Items from a dataset:
>> BEGIN
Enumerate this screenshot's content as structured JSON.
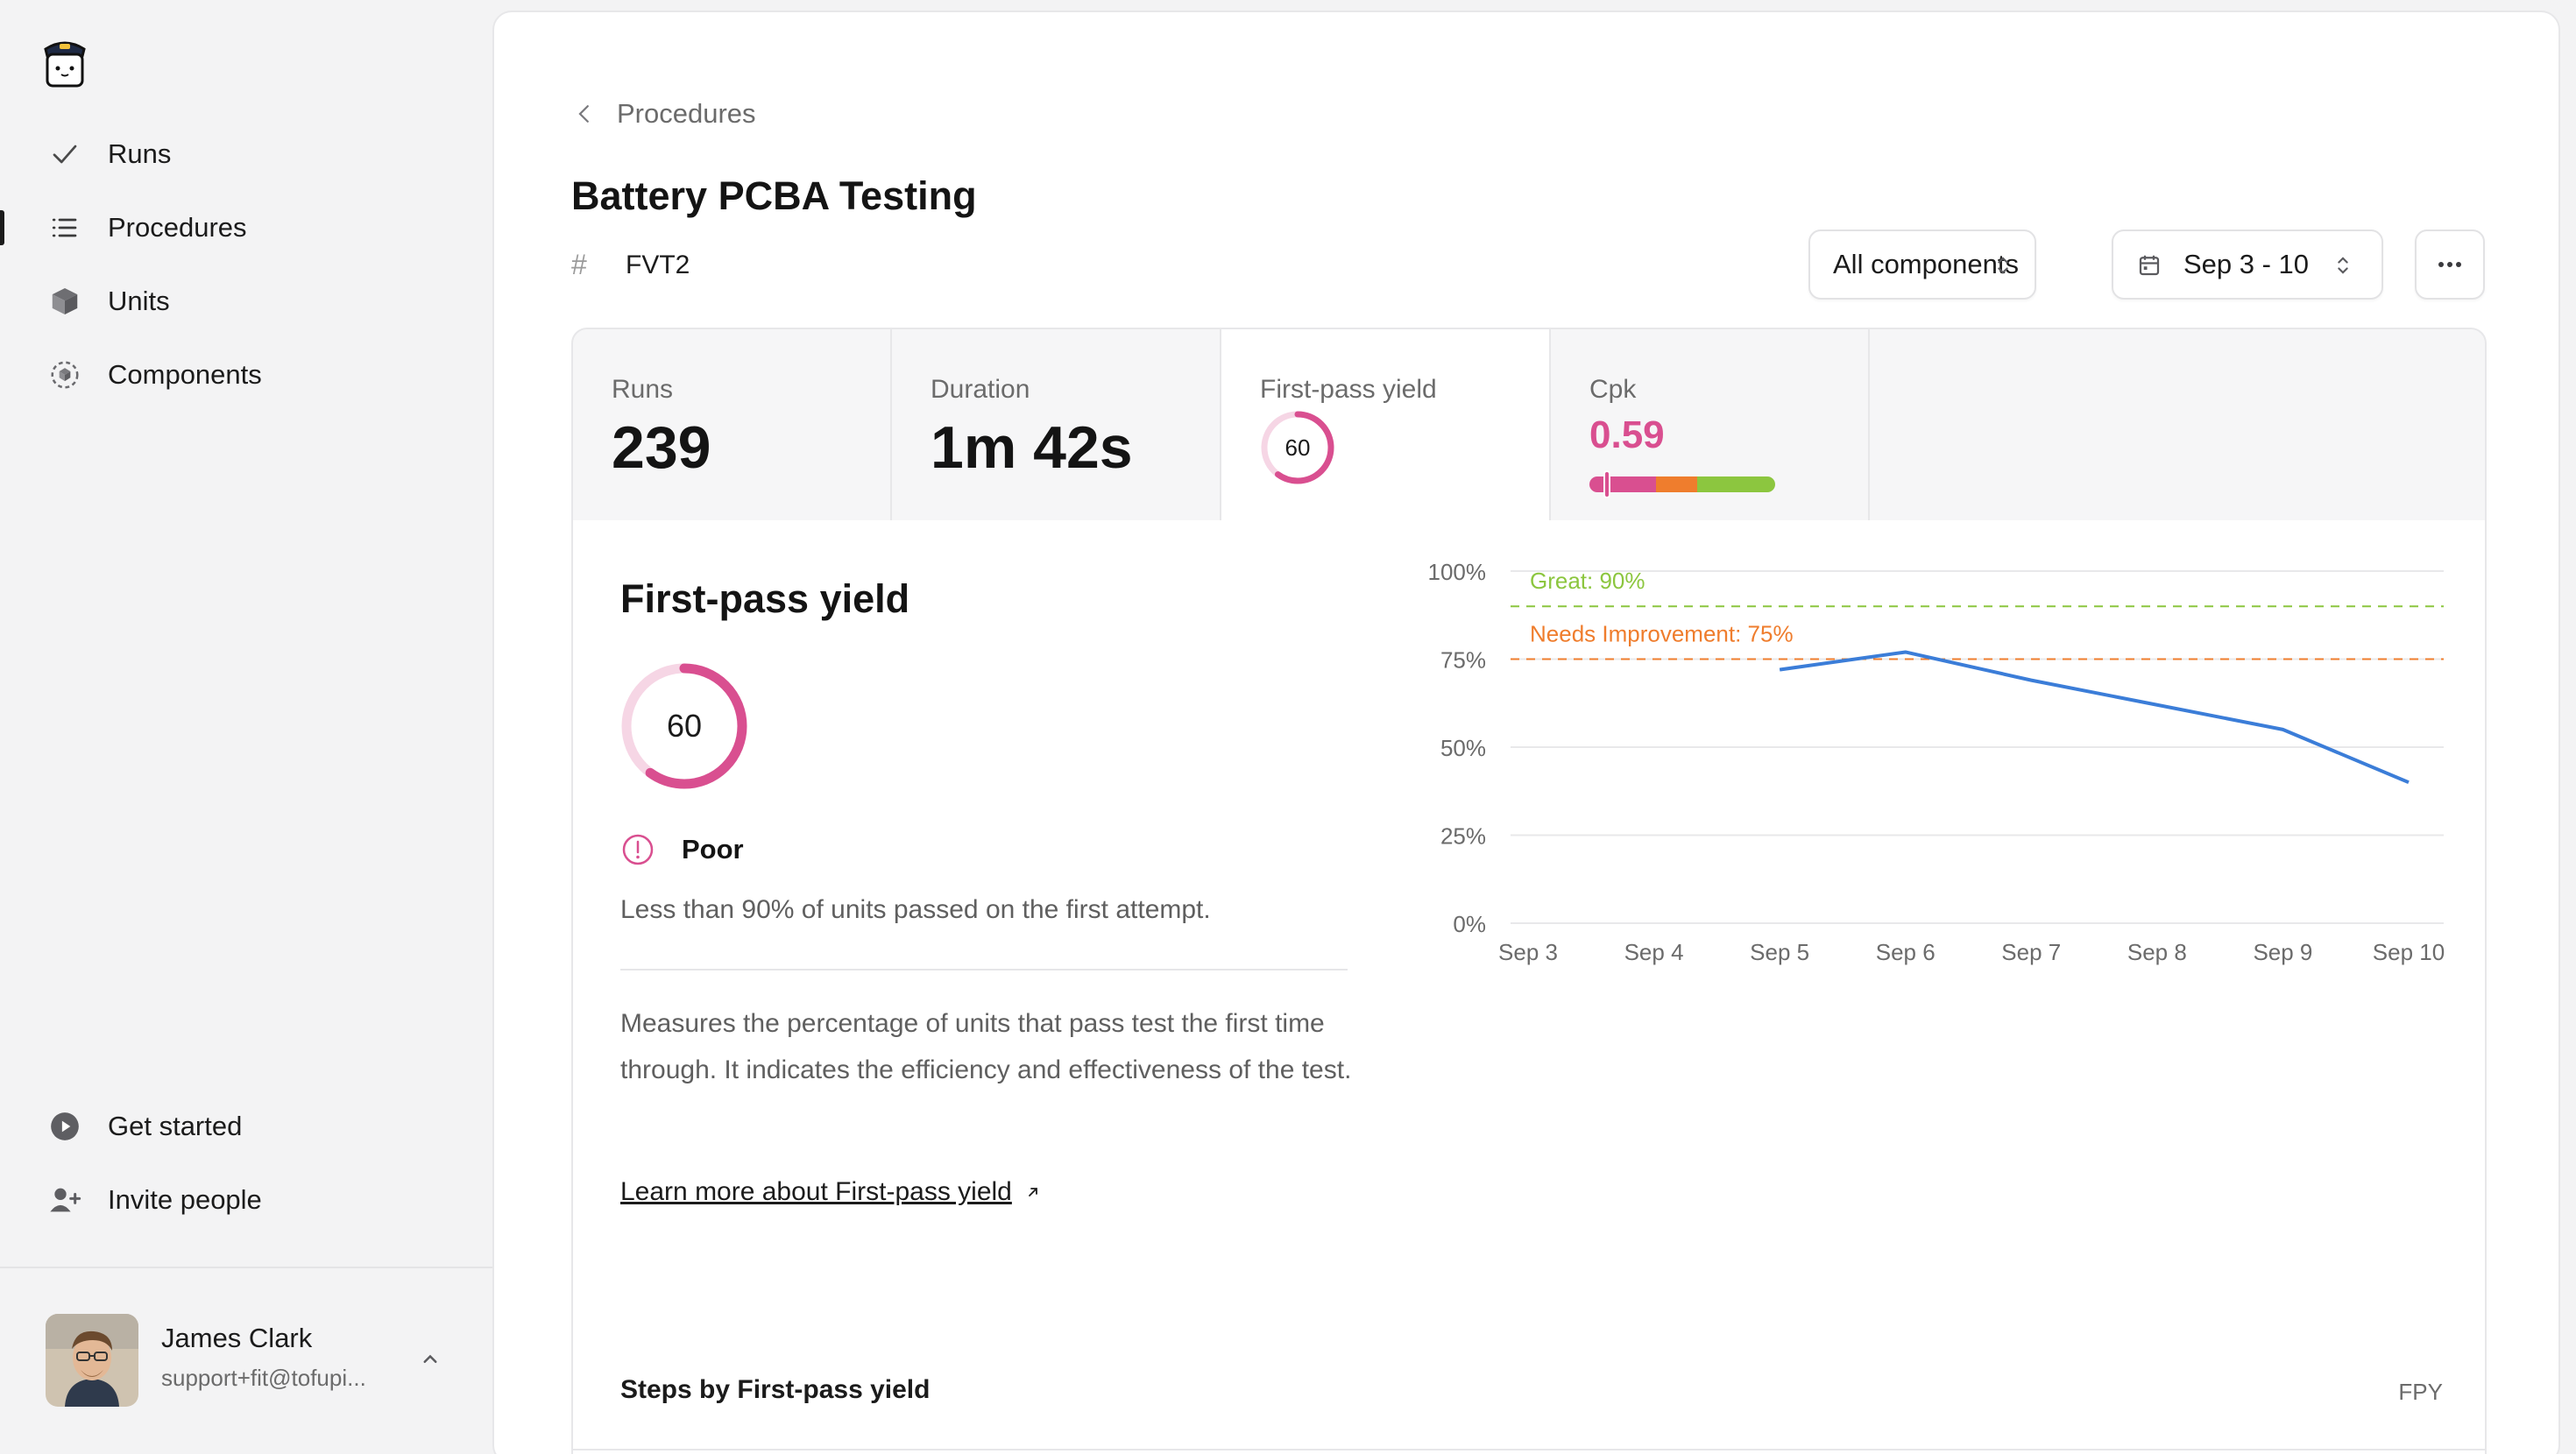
{
  "sidebar": {
    "items": [
      {
        "label": "Runs",
        "icon": "check-icon"
      },
      {
        "label": "Procedures",
        "icon": "list-icon"
      },
      {
        "label": "Units",
        "icon": "cube-icon"
      },
      {
        "label": "Components",
        "icon": "component-icon"
      }
    ],
    "bottom_items": [
      {
        "label": "Get started",
        "icon": "play-circle-icon"
      },
      {
        "label": "Invite people",
        "icon": "user-plus-icon"
      }
    ],
    "user": {
      "name": "James Clark",
      "email": "support+fit@tofupi..."
    }
  },
  "breadcrumb": {
    "label": "Procedures"
  },
  "page": {
    "title": "Battery PCBA Testing",
    "tag_symbol": "#",
    "tag": "FVT2"
  },
  "toolbar": {
    "components": "All components",
    "date_range": "Sep 3 - 10"
  },
  "metrics": {
    "runs": {
      "label": "Runs",
      "value": "239"
    },
    "duration": {
      "label": "Duration",
      "value": "1m 42s"
    },
    "fpy": {
      "label": "First-pass yield",
      "value": "60"
    },
    "cpk": {
      "label": "Cpk",
      "value": "0.59"
    }
  },
  "fpy_panel": {
    "title": "First-pass yield",
    "score": "60",
    "score_fraction": 0.6,
    "status": "Poor",
    "summary": "Less than 90% of units passed on the first attempt.",
    "description": "Measures the percentage of units that pass test the first time through. It indicates the efficiency and effectiveness of the test.",
    "learn_more": "Learn more about First-pass yield"
  },
  "colors": {
    "accent_blue": "#3b7dd8",
    "poor_pink": "#d94f90",
    "great_green": "#8cc63f",
    "needs_orange": "#ef7d2d"
  },
  "chart_data": {
    "type": "line",
    "x": [
      "Sep 3",
      "Sep 4",
      "Sep 5",
      "Sep 6",
      "Sep 7",
      "Sep 8",
      "Sep 9",
      "Sep 10"
    ],
    "series": [
      {
        "values": [
          null,
          null,
          72,
          77,
          69,
          62,
          55,
          40
        ]
      }
    ],
    "ylim": [
      0,
      100
    ],
    "y_ticks": [
      "0%",
      "25%",
      "50%",
      "75%",
      "100%"
    ],
    "thresholds": [
      {
        "label": "Great: 90%",
        "value": 90
      },
      {
        "label": "Needs Improvement: 75%",
        "value": 75
      }
    ],
    "grid": true
  },
  "steps": {
    "title": "Steps by First-pass yield",
    "column": "FPY"
  }
}
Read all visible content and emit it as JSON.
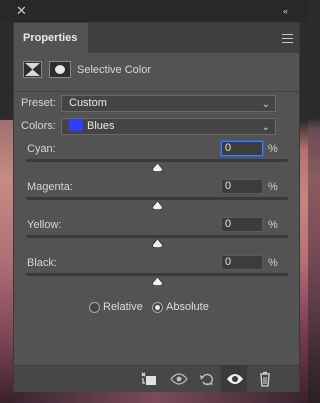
{
  "topbar": {
    "close_icon": "close-icon",
    "collapse_glyph": "‹‹"
  },
  "panel": {
    "tab_label": "Properties",
    "adjustment_title": "Selective Color",
    "preset": {
      "label": "Preset:",
      "value": "Custom"
    },
    "colors": {
      "label": "Colors:",
      "value": "Blues",
      "swatch_color": "#2f3dff"
    },
    "sliders": [
      {
        "label": "Cyan:",
        "value": "0",
        "unit": "%",
        "level": 0
      },
      {
        "label": "Magenta:",
        "value": "0",
        "unit": "%",
        "level": 0
      },
      {
        "label": "Yellow:",
        "value": "0",
        "unit": "%",
        "level": 0
      },
      {
        "label": "Black:",
        "value": "0",
        "unit": "%",
        "level": 0
      }
    ],
    "method": {
      "relative_label": "Relative",
      "absolute_label": "Absolute",
      "selected": "Absolute"
    },
    "bottom_icons": [
      "clip-to-layer-icon",
      "view-previous-state-icon",
      "reset-icon",
      "visibility-icon",
      "trash-icon"
    ],
    "accent_color": "#4d7be8"
  }
}
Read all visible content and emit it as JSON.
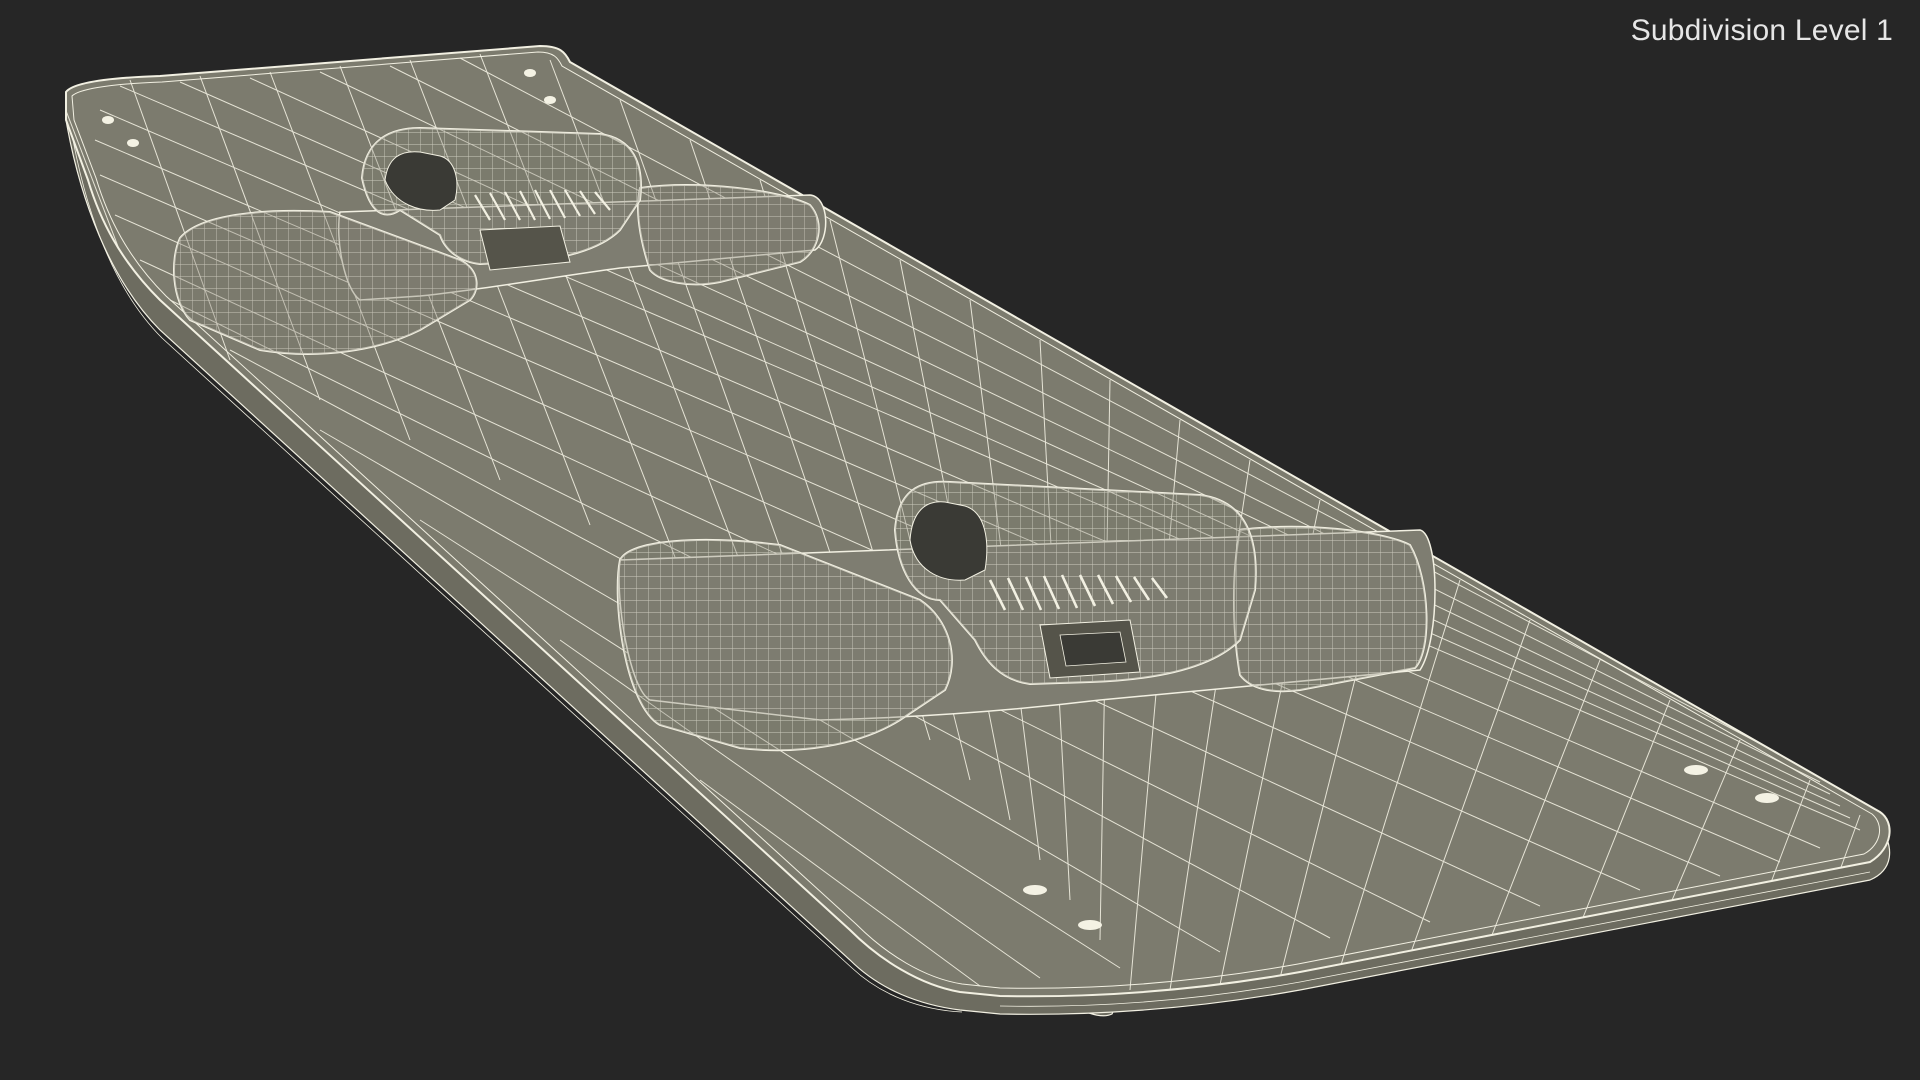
{
  "overlay": {
    "subdivision_label": "Subdivision Level 1"
  },
  "colors": {
    "background": "#262626",
    "surface": "#7c7b6e",
    "wire": "#f2f0e2",
    "label": "#e6e6e6"
  }
}
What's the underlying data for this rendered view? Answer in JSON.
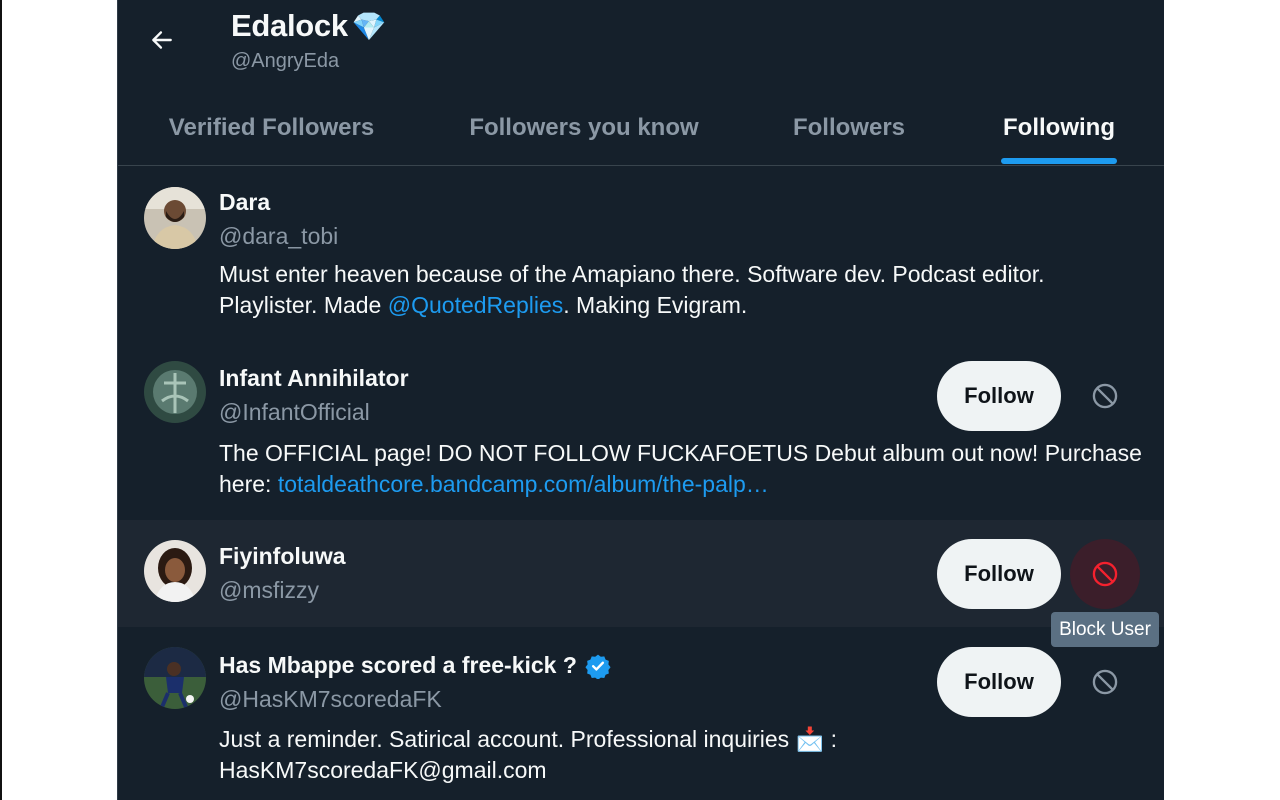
>> END
Quote the entries in full. Any image among them is to be omitted from the copy.

### Correct output
Enumerate this screenshot's content as structured JSON.
{
  "sidebar": {
    "items": [
      {
        "label": "Runs",
        "icon": "check-icon"
      },
      {
        "label": "Procedures",
        "icon": "list-icon"
      },
      {
        "label": "Units",
        "icon": "cube-icon"
      },
      {
        "label": "Components",
        "icon": "component-icon"
      }
    ],
    "bottom_items": [
      {
        "label": "Get started",
        "icon": "play-circle-icon"
      },
      {
        "label": "Invite people",
        "icon": "user-plus-icon"
      }
    ],
    "user": {
      "name": "James Clark",
      "email": "support+fit@tofupi..."
    }
  },
  "breadcrumb": {
    "label": "Procedures"
  },
  "page": {
    "title": "Battery PCBA Testing",
    "tag_symbol": "#",
    "tag": "FVT2"
  },
  "toolbar": {
    "components": "All components",
    "date_range": "Sep 3 - 10"
  },
  "metrics": {
    "runs": {
      "label": "Runs",
      "value": "239"
    },
    "duration": {
      "label": "Duration",
      "value": "1m 42s"
    },
    "fpy": {
      "label": "First-pass yield",
      "value": "60"
    },
    "cpk": {
      "label": "Cpk",
      "value": "0.59"
    }
  },
  "fpy_panel": {
    "title": "First-pass yield",
    "score": "60",
    "score_fraction": 0.6,
    "status": "Poor",
    "summary": "Less than 90% of units passed on the first attempt.",
    "description": "Measures the percentage of units that pass test the first time through. It indicates the efficiency and effectiveness of the test.",
    "learn_more": "Learn more about First-pass yield"
  },
  "colors": {
    "accent_blue": "#3b7dd8",
    "poor_pink": "#d94f90",
    "great_green": "#8cc63f",
    "needs_orange": "#ef7d2d"
  },
  "chart_data": {
    "type": "line",
    "x": [
      "Sep 3",
      "Sep 4",
      "Sep 5",
      "Sep 6",
      "Sep 7",
      "Sep 8",
      "Sep 9",
      "Sep 10"
    ],
    "series": [
      {
        "values": [
          null,
          null,
          72,
          77,
          69,
          62,
          55,
          40
        ]
      }
    ],
    "ylim": [
      0,
      100
    ],
    "y_ticks": [
      "0%",
      "25%",
      "50%",
      "75%",
      "100%"
    ],
    "thresholds": [
      {
        "label": "Great: 90%",
        "value": 90
      },
      {
        "label": "Needs Improvement: 75%",
        "value": 75
      }
    ],
    "grid": true
  },
  "steps": {
    "title": "Steps by First-pass yield",
    "column": "FPY"
  }
}
Read all visible content and emit it as JSON.
{
  "topbar": {
    "close_icon": "close-icon",
    "collapse_glyph": "‹‹"
  },
  "panel": {
    "tab_label": "Properties",
    "adjustment_title": "Selective Color",
    "preset": {
      "label": "Preset:",
      "value": "Custom"
    },
    "colors": {
      "label": "Colors:",
      "value": "Blues",
      "swatch_color": "#2f3dff"
    },
    "sliders": [
      {
        "label": "Cyan:",
        "value": "0",
        "unit": "%",
        "level": 0
      },
      {
        "label": "Magenta:",
        "value": "0",
        "unit": "%",
        "level": 0
      },
      {
        "label": "Yellow:",
        "value": "0",
        "unit": "%",
        "level": 0
      },
      {
        "label": "Black:",
        "value": "0",
        "unit": "%",
        "level": 0
      }
    ],
    "method": {
      "relative_label": "Relative",
      "absolute_label": "Absolute",
      "selected": "Absolute"
    },
    "bottom_icons": [
      "clip-to-layer-icon",
      "view-previous-state-icon",
      "reset-icon",
      "visibility-icon",
      "trash-icon"
    ],
    "accent_color": "#4d7be8"
  }
}
Read all visible content and emit it as JSON.
{
  "overlay": {
    "subdivision_label": "Subdivision Level 1"
  },
  "colors": {
    "background": "#262626",
    "surface": "#7c7b6e",
    "wire": "#f2f0e2",
    "label": "#e6e6e6"
  }
}
What's the underlying data for this rendered view? Answer in JSON.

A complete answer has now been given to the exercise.